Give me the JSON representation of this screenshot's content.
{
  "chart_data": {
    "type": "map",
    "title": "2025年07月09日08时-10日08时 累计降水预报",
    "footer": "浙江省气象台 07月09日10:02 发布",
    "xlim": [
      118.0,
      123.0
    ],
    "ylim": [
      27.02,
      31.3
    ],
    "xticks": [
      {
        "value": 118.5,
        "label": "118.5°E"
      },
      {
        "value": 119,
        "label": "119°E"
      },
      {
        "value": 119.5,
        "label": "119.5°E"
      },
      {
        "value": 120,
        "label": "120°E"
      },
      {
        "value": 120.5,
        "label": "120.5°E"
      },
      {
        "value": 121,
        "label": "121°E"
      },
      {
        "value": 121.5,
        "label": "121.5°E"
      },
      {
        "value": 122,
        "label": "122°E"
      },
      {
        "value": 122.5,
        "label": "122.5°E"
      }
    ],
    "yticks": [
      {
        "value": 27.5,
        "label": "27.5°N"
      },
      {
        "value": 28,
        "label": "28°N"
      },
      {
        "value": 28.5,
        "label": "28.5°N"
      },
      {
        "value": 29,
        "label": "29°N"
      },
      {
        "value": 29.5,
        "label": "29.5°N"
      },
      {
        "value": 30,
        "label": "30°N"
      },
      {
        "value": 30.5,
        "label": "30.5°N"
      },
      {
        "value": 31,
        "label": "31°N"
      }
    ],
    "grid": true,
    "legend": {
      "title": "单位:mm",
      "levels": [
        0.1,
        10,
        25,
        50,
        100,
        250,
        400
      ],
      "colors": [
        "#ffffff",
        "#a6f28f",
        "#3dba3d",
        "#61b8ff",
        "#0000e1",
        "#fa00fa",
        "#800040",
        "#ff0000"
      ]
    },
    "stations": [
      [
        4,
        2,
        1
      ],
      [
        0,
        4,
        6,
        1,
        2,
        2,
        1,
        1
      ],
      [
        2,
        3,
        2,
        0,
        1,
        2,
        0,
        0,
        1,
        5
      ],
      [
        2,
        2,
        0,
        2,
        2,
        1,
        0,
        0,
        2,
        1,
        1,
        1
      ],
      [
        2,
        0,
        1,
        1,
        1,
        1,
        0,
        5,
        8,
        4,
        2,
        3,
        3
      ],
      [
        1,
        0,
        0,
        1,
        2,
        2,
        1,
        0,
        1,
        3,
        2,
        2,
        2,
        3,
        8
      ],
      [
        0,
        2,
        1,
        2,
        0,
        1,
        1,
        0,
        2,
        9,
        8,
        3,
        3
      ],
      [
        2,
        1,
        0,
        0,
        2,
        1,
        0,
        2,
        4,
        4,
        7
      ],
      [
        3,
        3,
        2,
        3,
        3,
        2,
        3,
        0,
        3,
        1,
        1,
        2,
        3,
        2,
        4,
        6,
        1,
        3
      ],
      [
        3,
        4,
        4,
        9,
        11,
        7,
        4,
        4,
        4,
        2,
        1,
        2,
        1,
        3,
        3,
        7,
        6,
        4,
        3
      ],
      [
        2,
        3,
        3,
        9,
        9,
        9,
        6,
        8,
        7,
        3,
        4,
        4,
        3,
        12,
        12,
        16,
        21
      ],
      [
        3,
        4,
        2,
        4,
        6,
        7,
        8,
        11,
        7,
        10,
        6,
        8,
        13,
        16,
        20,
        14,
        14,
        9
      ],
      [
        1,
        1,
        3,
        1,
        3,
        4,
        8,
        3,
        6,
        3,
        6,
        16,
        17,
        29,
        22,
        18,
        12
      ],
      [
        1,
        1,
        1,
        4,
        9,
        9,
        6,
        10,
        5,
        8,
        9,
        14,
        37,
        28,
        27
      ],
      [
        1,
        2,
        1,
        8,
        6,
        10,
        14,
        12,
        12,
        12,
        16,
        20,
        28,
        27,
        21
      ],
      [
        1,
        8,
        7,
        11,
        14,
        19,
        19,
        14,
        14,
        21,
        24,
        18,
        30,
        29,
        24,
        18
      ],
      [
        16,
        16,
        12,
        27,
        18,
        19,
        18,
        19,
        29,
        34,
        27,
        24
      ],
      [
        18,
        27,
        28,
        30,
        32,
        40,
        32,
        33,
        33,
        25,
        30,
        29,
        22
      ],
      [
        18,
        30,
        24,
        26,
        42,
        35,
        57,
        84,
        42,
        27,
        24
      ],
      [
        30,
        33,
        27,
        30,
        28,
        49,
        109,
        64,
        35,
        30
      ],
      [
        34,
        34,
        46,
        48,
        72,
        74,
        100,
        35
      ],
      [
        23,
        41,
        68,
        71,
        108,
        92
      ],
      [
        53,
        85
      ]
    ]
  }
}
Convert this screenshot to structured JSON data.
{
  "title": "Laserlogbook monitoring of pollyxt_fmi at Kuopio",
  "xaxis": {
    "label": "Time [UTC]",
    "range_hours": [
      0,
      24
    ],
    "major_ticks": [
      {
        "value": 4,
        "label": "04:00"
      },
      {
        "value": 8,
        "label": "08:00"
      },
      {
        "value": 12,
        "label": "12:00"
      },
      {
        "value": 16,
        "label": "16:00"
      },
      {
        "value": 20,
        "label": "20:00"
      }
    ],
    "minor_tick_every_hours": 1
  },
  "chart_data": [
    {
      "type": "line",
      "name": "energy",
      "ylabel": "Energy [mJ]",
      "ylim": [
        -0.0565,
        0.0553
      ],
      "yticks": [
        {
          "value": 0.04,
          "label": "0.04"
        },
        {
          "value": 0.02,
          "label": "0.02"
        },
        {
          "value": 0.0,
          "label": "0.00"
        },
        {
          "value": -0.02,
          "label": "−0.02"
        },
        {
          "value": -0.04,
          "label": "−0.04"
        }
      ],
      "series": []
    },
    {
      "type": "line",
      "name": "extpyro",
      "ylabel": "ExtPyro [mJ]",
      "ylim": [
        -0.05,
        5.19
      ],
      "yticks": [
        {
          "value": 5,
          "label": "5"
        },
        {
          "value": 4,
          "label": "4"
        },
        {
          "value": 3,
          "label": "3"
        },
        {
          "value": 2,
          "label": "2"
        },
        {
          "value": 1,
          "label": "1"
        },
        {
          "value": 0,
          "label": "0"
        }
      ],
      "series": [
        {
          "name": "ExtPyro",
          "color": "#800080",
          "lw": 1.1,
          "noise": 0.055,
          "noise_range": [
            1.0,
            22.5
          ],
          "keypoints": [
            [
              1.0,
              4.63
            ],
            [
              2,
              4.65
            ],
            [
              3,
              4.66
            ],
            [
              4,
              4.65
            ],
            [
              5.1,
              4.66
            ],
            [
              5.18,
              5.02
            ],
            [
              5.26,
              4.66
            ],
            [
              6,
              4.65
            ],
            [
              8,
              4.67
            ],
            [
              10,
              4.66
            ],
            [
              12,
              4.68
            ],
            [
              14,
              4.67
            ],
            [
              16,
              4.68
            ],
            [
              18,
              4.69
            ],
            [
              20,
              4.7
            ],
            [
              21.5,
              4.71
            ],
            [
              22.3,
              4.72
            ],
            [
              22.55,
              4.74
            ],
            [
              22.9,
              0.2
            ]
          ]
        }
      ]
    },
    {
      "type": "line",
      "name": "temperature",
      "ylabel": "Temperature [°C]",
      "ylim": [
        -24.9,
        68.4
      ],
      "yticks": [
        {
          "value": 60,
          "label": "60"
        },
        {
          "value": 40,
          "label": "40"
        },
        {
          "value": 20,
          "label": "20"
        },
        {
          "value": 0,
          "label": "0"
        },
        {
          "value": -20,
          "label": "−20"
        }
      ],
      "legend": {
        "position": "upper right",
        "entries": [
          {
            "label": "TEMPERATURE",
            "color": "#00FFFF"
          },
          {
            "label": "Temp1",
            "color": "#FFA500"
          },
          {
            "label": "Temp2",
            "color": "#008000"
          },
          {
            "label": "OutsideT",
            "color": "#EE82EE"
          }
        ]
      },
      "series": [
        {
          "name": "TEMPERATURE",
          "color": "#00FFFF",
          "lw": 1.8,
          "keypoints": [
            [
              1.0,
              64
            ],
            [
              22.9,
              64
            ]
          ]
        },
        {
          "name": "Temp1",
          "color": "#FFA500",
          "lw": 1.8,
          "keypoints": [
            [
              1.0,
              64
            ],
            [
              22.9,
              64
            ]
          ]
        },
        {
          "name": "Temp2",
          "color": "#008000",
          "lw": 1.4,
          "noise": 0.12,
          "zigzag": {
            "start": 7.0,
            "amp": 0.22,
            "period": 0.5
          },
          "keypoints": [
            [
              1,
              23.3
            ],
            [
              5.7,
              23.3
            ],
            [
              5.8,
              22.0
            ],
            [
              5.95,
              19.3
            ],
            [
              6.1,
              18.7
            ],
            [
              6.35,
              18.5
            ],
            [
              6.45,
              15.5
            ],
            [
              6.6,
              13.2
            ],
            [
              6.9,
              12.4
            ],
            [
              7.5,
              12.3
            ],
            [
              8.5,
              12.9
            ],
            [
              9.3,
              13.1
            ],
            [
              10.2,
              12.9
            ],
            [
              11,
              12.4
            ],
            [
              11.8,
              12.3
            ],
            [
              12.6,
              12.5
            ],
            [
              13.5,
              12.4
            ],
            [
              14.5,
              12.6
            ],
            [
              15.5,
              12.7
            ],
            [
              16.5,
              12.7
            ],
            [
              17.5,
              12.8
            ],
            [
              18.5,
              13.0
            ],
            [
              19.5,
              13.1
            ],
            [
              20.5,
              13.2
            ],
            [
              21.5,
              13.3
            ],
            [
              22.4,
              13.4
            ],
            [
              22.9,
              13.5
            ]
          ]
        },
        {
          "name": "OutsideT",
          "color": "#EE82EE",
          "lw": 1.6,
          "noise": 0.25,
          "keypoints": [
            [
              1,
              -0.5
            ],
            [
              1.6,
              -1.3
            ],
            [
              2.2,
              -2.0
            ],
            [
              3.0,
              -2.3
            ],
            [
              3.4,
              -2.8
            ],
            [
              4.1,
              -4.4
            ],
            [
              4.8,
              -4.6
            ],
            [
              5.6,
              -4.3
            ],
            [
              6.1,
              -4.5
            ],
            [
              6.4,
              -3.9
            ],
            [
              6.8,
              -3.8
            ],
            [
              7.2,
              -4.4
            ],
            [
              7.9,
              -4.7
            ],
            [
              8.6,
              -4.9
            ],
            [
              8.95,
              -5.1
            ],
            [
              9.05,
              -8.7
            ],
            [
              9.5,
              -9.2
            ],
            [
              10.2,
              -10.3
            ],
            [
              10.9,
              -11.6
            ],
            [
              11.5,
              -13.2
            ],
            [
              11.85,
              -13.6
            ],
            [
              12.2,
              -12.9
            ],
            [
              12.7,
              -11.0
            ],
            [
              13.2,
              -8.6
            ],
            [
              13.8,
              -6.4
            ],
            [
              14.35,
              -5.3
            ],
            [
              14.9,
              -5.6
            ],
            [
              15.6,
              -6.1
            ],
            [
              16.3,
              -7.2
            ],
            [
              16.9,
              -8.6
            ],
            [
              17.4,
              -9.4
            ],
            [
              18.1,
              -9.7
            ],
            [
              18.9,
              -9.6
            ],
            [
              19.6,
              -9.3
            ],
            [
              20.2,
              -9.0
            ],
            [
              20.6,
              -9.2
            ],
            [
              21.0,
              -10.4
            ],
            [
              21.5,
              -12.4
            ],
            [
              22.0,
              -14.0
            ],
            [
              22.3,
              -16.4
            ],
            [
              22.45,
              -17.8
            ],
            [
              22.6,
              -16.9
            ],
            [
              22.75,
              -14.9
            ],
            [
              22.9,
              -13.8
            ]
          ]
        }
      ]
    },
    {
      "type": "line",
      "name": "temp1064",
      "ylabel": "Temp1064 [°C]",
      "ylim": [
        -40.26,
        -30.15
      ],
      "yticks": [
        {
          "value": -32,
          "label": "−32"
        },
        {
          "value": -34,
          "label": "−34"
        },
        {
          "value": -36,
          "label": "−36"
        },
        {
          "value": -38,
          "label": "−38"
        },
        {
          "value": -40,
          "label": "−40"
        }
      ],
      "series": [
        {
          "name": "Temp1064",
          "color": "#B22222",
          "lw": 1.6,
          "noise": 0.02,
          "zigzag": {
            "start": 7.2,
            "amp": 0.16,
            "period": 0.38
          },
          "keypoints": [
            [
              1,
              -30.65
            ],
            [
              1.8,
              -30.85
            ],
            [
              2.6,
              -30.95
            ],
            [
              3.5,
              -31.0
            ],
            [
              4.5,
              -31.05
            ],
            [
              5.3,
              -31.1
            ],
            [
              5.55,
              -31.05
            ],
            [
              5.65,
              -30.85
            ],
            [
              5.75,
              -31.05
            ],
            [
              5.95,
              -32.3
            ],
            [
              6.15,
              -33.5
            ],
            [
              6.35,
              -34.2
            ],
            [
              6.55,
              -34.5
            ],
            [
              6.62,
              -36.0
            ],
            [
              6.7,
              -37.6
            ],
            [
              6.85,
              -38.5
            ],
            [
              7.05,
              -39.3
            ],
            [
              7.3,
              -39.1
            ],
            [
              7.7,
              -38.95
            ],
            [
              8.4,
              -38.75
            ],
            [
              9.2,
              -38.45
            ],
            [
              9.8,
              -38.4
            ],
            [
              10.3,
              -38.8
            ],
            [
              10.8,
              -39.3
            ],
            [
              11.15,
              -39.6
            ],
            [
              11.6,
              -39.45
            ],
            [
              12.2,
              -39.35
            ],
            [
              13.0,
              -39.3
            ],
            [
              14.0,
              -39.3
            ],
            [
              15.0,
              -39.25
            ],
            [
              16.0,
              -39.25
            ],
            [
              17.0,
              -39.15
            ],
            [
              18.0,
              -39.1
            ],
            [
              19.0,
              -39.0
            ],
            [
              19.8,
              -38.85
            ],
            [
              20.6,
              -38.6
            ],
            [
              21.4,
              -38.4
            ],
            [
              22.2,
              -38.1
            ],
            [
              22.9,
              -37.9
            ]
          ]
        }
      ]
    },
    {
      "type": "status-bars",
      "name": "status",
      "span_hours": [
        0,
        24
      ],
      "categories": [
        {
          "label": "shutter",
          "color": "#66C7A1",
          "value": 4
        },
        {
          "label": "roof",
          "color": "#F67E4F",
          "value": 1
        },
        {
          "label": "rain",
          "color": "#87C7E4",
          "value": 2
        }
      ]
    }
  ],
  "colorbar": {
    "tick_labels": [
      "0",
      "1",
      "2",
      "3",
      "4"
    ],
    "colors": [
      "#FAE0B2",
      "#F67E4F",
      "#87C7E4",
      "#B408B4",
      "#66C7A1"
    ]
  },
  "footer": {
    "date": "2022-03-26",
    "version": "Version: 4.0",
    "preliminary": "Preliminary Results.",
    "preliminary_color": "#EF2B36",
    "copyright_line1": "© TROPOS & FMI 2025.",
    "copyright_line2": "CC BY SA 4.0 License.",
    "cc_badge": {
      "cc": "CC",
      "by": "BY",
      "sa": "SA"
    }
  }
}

-------

- What to do
Using the entries above, find all lines with "screenshot". Copy them.

- Expected output
Give me the JSON representation of this screenshot's content.
Convert this screenshot to structured JSON data.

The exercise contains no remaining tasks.